What you will do -
Make an exact copy of the listing below.

** Start of Records supplied **

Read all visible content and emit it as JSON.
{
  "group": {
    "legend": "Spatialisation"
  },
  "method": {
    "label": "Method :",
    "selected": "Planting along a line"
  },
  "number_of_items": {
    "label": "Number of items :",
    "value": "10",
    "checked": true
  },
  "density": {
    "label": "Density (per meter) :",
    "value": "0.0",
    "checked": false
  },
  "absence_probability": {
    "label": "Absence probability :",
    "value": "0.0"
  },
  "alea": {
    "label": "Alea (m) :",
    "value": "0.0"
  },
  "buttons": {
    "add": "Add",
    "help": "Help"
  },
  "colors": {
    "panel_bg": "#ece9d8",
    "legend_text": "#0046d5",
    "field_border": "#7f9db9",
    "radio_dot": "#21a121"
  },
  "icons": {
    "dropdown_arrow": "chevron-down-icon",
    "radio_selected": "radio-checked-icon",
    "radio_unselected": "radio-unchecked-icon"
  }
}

** End of Records supplied **

Exercise result -
Read all visible content and emit it as JSON.
{
  "group": {
    "legend": "Spatialisation"
  },
  "method": {
    "label": "Method :",
    "selected": "Planting along a line"
  },
  "number_of_items": {
    "label": "Number of items :",
    "value": "10",
    "checked": true
  },
  "density": {
    "label": "Density (per meter) :",
    "value": "0.0",
    "checked": false
  },
  "absence_probability": {
    "label": "Absence probability :",
    "value": "0.0"
  },
  "alea": {
    "label": "Alea (m) :",
    "value": "0.0"
  },
  "buttons": {
    "add": "Add",
    "help": "Help"
  },
  "colors": {
    "panel_bg": "#ece9d8",
    "legend_text": "#0046d5",
    "field_border": "#7f9db9",
    "radio_dot": "#21a121"
  },
  "icons": {
    "dropdown_arrow": "chevron-down-icon",
    "radio_selected": "radio-checked-icon",
    "radio_unselected": "radio-unchecked-icon"
  }
}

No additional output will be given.